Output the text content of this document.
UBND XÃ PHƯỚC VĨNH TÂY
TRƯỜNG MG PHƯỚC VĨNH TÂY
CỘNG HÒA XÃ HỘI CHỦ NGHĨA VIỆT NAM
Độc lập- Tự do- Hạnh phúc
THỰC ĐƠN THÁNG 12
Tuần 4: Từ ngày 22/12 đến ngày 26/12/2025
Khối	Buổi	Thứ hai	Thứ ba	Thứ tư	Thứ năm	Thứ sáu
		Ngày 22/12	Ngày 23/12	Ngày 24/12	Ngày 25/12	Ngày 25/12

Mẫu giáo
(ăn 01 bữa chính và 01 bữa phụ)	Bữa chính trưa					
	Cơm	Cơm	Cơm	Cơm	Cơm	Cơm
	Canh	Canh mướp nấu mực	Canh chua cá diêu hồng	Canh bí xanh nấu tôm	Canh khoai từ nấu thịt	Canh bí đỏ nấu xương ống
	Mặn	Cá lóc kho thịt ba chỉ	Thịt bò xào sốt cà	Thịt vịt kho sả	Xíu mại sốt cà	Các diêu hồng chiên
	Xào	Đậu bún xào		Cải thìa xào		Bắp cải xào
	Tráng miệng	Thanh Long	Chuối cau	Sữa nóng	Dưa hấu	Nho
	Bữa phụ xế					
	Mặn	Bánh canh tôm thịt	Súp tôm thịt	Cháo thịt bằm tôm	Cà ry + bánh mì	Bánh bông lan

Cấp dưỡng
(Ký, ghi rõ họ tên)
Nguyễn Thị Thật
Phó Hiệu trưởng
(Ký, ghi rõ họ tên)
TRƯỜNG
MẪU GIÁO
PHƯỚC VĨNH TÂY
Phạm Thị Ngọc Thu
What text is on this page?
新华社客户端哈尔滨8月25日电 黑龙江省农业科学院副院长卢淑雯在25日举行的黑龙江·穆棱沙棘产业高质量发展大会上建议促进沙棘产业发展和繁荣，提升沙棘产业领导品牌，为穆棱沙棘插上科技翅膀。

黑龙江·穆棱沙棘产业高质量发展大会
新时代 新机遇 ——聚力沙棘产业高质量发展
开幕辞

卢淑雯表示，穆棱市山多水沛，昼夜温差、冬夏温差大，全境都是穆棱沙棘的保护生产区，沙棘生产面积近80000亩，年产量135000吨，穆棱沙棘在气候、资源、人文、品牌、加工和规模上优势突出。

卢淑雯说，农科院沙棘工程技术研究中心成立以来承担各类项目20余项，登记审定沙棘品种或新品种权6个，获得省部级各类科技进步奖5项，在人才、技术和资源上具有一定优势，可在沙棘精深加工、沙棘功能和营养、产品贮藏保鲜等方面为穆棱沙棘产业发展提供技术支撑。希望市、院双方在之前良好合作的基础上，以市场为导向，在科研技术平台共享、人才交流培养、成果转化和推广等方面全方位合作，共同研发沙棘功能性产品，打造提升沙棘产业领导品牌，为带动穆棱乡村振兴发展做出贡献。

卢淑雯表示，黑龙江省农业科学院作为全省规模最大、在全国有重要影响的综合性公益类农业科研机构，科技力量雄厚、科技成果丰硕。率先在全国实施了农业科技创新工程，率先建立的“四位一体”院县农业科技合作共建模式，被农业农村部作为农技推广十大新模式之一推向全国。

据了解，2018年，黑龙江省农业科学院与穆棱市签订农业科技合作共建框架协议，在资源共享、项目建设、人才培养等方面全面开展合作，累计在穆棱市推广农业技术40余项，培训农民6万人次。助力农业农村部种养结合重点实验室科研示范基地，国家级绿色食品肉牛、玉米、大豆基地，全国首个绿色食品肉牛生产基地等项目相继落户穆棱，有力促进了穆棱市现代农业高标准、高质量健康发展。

============================================================

EXERCISE REQUIREMENTS: Extract the data exactly as given.

EXERCISE OUTPUT:
Output the text content of this document.
UBND XÃ PHƯỚC VĨNH TÂY
TRƯỜNG MG PHƯỚC VĨNH TÂY
CỘNG HÒA XÃ HỘI CHỦ NGHĨA VIỆT NAM
Độc lập- Tự do- Hạnh phúc
THỰC ĐƠN THÁNG 12
Tuần 4: Từ ngày 22/12 đến ngày 26/12/2025
Khối	Buổi	Thứ hai	Thứ ba	Thứ tư	Thứ năm	Thứ sáu
		Ngày 22/12	Ngày 23/12	Ngày 24/12	Ngày 25/12	Ngày 25/12

Mẫu giáo
(ăn 01 bữa chính và 01 bữa phụ)	Bữa chính trưa					
	Cơm	Cơm	Cơm	Cơm	Cơm	Cơm
	Canh	Canh mướp nấu mực	Canh chua cá diêu hồng	Canh bí xanh nấu tôm	Canh khoai từ nấu thịt	Canh bí đỏ nấu xương ống
	Mặn	Cá lóc kho thịt ba chỉ	Thịt bò xào sốt cà	Thịt vịt kho sả	Xíu mại sốt cà	Các diêu hồng chiên
	Xào	Đậu bún xào		Cải thìa xào		Bắp cải xào
	Tráng miệng	Thanh Long	Chuối cau	Sữa nóng	Dưa hấu	Nho
	Bữa phụ xế					
	Mặn	Bánh canh tôm thịt	Súp tôm thịt	Cháo thịt bằm tôm	Cà ry + bánh mì	Bánh bông lan

Cấp dưỡng
(Ký, ghi rõ họ tên)
Nguyễn Thị Thật
Phó Hiệu trưởng
(Ký, ghi rõ họ tên)
TRƯỜNG
MẪU GIÁO
PHƯỚC VĨNH TÂY
Phạm Thị Ngọc Thu
What text is on this page?
新华社客户端哈尔滨8月25日电 黑龙江省农业科学院副院长卢淑雯在25日举行的黑龙江·穆棱沙棘产业高质量发展大会上建议促进沙棘产业发展和繁荣，提升沙棘产业领导品牌，为穆棱沙棘插上科技翅膀。

黑龙江·穆棱沙棘产业高质量发展大会
新时代 新机遇 ——聚力沙棘产业高质量发展
开幕辞

卢淑雯表示，穆棱市山多水沛，昼夜温差、冬夏温差大，全境都是穆棱沙棘的保护生产区，沙棘生产面积近80000亩，年产量135000吨，穆棱沙棘在气候、资源、人文、品牌、加工和规模上优势突出。

卢淑雯说，农科院沙棘工程技术研究中心成立以来承担各类项目20余项，登记审定沙棘品种或新品种权6个，获得省部级各类科技进步奖5项，在人才、技术和资源上具有一定优势，可在沙棘精深加工、沙棘功能和营养、产品贮藏保鲜等方面为穆棱沙棘产业发展提供技术支撑。希望市、院双方在之前良好合作的基础上，以市场为导向，在科研技术平台共享、人才交流培养、成果转化和推广等方面全方位合作，共同研发沙棘功能性产品，打造提升沙棘产业领导品牌，为带动穆棱乡村振兴发展做出贡献。

卢淑雯表示，黑龙江省农业科学院作为全省规模最大、在全国有重要影响的综合性公益类农业科研机构，科技力量雄厚、科技成果丰硕。率先在全国实施了农业科技创新工程，率先建立的“四位一体”院县农业科技合作共建模式，被农业农村部作为农技推广十大新模式之一推向全国。

据了解，2018年，黑龙江省农业科学院与穆棱市签订农业科技合作共建框架协议，在资源共享、项目建设、人才培养等方面全面开展合作，累计在穆棱市推广农业技术40余项，培训农民6万人次。助力农业农村部种养结合重点实验室科研示范基地，国家级绿色食品肉牛、玉米、大豆基地，全国首个绿色食品肉牛生产基地等项目相继落户穆棱，有力促进了穆棱市现代农业高标准、高质量健康发展。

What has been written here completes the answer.